─── Extracted material
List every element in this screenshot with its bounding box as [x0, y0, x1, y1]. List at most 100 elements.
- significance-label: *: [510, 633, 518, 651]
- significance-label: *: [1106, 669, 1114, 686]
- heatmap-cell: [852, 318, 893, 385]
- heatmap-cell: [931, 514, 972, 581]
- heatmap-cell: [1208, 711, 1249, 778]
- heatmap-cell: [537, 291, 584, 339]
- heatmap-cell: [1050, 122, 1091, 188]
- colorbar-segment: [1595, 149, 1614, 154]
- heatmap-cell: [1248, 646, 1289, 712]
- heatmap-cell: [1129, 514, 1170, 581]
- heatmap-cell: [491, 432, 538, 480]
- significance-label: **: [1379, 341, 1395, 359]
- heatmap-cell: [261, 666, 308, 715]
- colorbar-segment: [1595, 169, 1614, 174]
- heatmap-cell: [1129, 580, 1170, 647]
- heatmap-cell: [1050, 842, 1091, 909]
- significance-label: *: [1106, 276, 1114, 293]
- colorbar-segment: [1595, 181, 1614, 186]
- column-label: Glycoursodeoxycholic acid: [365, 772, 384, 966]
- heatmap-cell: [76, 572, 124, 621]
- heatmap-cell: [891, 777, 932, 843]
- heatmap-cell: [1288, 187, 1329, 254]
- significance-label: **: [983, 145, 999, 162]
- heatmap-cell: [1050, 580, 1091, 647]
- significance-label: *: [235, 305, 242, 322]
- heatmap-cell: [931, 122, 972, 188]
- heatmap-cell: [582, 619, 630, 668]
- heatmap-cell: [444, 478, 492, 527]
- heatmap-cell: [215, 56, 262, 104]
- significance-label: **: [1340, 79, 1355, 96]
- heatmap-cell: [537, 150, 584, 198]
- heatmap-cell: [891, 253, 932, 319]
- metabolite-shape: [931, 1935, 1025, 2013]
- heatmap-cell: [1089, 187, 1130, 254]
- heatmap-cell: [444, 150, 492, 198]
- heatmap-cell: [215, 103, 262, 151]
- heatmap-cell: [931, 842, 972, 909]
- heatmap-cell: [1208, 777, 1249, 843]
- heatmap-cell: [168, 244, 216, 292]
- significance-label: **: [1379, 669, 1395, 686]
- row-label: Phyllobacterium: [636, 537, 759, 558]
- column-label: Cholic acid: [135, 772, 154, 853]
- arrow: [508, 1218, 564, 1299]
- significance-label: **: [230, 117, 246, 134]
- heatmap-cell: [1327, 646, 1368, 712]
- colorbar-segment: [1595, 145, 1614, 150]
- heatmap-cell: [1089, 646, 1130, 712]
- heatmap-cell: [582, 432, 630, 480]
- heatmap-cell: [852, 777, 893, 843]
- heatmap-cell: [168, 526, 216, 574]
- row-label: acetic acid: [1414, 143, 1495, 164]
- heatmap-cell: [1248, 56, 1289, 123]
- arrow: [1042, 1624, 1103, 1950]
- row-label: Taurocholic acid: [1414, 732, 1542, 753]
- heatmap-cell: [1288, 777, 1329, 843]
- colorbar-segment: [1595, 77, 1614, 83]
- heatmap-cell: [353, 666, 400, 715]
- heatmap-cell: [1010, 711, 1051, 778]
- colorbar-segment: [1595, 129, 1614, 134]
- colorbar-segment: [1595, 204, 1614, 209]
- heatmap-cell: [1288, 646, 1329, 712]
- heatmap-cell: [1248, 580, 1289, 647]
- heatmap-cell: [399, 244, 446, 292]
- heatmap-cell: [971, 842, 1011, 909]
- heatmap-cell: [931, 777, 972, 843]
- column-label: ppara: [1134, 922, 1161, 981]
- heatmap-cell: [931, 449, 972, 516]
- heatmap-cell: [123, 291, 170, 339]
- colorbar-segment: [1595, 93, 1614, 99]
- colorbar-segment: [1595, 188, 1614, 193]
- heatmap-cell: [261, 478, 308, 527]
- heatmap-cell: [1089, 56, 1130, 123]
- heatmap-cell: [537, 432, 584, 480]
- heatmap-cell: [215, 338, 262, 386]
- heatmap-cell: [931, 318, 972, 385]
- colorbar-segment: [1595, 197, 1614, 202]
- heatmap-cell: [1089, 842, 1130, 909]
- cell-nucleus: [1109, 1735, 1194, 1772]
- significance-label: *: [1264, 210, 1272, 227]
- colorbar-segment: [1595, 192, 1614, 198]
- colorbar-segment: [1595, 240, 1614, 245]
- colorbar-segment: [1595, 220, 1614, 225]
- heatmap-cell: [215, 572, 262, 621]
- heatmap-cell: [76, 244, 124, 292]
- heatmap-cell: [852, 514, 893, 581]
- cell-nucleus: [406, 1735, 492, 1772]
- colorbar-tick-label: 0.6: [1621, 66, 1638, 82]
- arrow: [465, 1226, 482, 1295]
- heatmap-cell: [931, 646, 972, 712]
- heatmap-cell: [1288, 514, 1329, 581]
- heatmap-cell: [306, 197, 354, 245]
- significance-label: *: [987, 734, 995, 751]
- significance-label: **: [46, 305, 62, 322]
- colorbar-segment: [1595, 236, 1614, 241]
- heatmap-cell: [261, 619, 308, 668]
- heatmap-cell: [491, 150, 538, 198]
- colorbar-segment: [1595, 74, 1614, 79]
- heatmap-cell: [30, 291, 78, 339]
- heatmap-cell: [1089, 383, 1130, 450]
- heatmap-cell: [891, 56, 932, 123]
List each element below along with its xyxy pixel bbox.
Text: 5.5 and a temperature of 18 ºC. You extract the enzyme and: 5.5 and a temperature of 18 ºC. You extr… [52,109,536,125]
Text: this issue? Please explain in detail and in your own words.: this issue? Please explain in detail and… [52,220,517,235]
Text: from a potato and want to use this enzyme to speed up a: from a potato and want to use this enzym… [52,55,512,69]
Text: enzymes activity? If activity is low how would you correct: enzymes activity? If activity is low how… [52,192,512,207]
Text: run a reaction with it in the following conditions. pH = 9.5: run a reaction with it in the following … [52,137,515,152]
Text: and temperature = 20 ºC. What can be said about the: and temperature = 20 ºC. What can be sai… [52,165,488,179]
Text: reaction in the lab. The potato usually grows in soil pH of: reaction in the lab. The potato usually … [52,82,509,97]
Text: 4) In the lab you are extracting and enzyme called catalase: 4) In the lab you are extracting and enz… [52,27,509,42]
──────
Task to carry out:
Your task is to retype the records above exactly.

Response box:
List every element in this screenshot with its bounding box as [x0, y0, x1, y1]. List at most 100 elements.
- significance-label: *: [510, 633, 518, 651]
- significance-label: *: [1106, 669, 1114, 686]
- heatmap-cell: [852, 318, 893, 385]
- heatmap-cell: [931, 514, 972, 581]
- heatmap-cell: [1208, 711, 1249, 778]
- heatmap-cell: [537, 291, 584, 339]
- heatmap-cell: [1050, 122, 1091, 188]
- colorbar-segment: [1595, 149, 1614, 154]
- heatmap-cell: [1248, 646, 1289, 712]
- heatmap-cell: [1129, 514, 1170, 581]
- heatmap-cell: [491, 432, 538, 480]
- significance-label: **: [1379, 341, 1395, 359]
- heatmap-cell: [261, 666, 308, 715]
- colorbar-segment: [1595, 169, 1614, 174]
- heatmap-cell: [1129, 580, 1170, 647]
- heatmap-cell: [1050, 842, 1091, 909]
- significance-label: *: [1106, 276, 1114, 293]
- colorbar-segment: [1595, 181, 1614, 186]
- column-label: Glycoursodeoxycholic acid: [365, 772, 384, 966]
- heatmap-cell: [76, 572, 124, 621]
- heatmap-cell: [891, 777, 932, 843]
- heatmap-cell: [1288, 187, 1329, 254]
- significance-label: **: [983, 145, 999, 162]
- heatmap-cell: [1050, 580, 1091, 647]
- significance-label: *: [235, 305, 242, 322]
- heatmap-cell: [931, 122, 972, 188]
- heatmap-cell: [582, 619, 630, 668]
- heatmap-cell: [444, 478, 492, 527]
- heatmap-cell: [215, 56, 262, 104]
- significance-label: **: [1340, 79, 1355, 96]
- heatmap-cell: [537, 150, 584, 198]
- heatmap-cell: [891, 253, 932, 319]
- metabolite-shape: [931, 1935, 1025, 2013]
- heatmap-cell: [1089, 187, 1130, 254]
- heatmap-cell: [444, 150, 492, 198]
- heatmap-cell: [215, 103, 262, 151]
- heatmap-cell: [931, 842, 972, 909]
- heatmap-cell: [1208, 777, 1249, 843]
- heatmap-cell: [168, 244, 216, 292]
- significance-label: **: [1379, 669, 1395, 686]
- row-label: Phyllobacterium: [636, 537, 759, 558]
- column-label: Cholic acid: [135, 772, 154, 853]
- arrow: [508, 1218, 564, 1299]
- significance-label: **: [230, 117, 246, 134]
- heatmap-cell: [1327, 646, 1368, 712]
- colorbar-segment: [1595, 145, 1614, 150]
- heatmap-cell: [1089, 646, 1130, 712]
- heatmap-cell: [582, 432, 630, 480]
- heatmap-cell: [852, 777, 893, 843]
- heatmap-cell: [168, 526, 216, 574]
- row-label: acetic acid: [1414, 143, 1495, 164]
- heatmap-cell: [1248, 56, 1289, 123]
- arrow: [1042, 1624, 1103, 1950]
- row-label: Taurocholic acid: [1414, 732, 1542, 753]
- heatmap-cell: [1288, 777, 1329, 843]
- colorbar-segment: [1595, 77, 1614, 83]
- heatmap-cell: [353, 666, 400, 715]
- heatmap-cell: [1010, 711, 1051, 778]
- colorbar-segment: [1595, 129, 1614, 134]
- colorbar-segment: [1595, 204, 1614, 209]
- heatmap-cell: [1288, 646, 1329, 712]
- heatmap-cell: [1248, 580, 1289, 647]
- heatmap-cell: [399, 244, 446, 292]
- heatmap-cell: [971, 842, 1011, 909]
- heatmap-cell: [931, 777, 972, 843]
- column-label: ppara: [1134, 922, 1161, 981]
- heatmap-cell: [931, 449, 972, 516]
- heatmap-cell: [123, 291, 170, 339]
- colorbar-segment: [1595, 93, 1614, 99]
- colorbar-segment: [1595, 188, 1614, 193]
- heatmap-cell: [261, 478, 308, 527]
- heatmap-cell: [1089, 56, 1130, 123]
- heatmap-cell: [537, 432, 584, 480]
- heatmap-cell: [215, 338, 262, 386]
- heatmap-cell: [931, 318, 972, 385]
- colorbar-segment: [1595, 197, 1614, 202]
- heatmap-cell: [1089, 842, 1130, 909]
- cell-nucleus: [1109, 1735, 1194, 1772]
- significance-label: *: [1264, 210, 1272, 227]
- colorbar-segment: [1595, 192, 1614, 198]
- colorbar-segment: [1595, 240, 1614, 245]
- colorbar-segment: [1595, 220, 1614, 225]
- heatmap-cell: [215, 572, 262, 621]
- heatmap-cell: [76, 244, 124, 292]
- heatmap-cell: [852, 514, 893, 581]
- cell-nucleus: [406, 1735, 492, 1772]
- colorbar-tick-label: 0.6: [1621, 66, 1638, 82]
- arrow: [465, 1226, 482, 1295]
- heatmap-cell: [931, 646, 972, 712]
- heatmap-cell: [1288, 514, 1329, 581]
- heatmap-cell: [306, 197, 354, 245]
- significance-label: *: [987, 734, 995, 751]
- significance-label: **: [46, 305, 62, 322]
- colorbar-segment: [1595, 236, 1614, 241]
- heatmap-cell: [261, 619, 308, 668]
- heatmap-cell: [491, 150, 538, 198]
- colorbar-segment: [1595, 74, 1614, 79]
- heatmap-cell: [30, 291, 78, 339]
- heatmap-cell: [1089, 383, 1130, 450]
- heatmap-cell: [891, 56, 932, 123]
List each element below along with its xyxy pixel bbox.
Text: 5.5 and a temperature of 18 ºC. You extract the enzyme and: 5.5 and a temperature of 18 ºC. You extr… [52,109,536,125]
Text: this issue? Please explain in detail and in your own words.: this issue? Please explain in detail and… [52,220,517,235]
Text: from a potato and want to use this enzyme to speed up a: from a potato and want to use this enzym… [52,55,512,69]
Text: enzymes activity? If activity is low how would you correct: enzymes activity? If activity is low how… [52,192,512,207]
Text: run a reaction with it in the following conditions. pH = 9.5: run a reaction with it in the following … [52,137,515,152]
Text: and temperature = 20 ºC. What can be said about the: and temperature = 20 ºC. What can be sai… [52,165,488,179]
Text: reaction in the lab. The potato usually grows in soil pH of: reaction in the lab. The potato usually … [52,82,509,97]
Text: 4) In the lab you are extracting and enzyme called catalase: 4) In the lab you are extracting and enz… [52,27,509,42]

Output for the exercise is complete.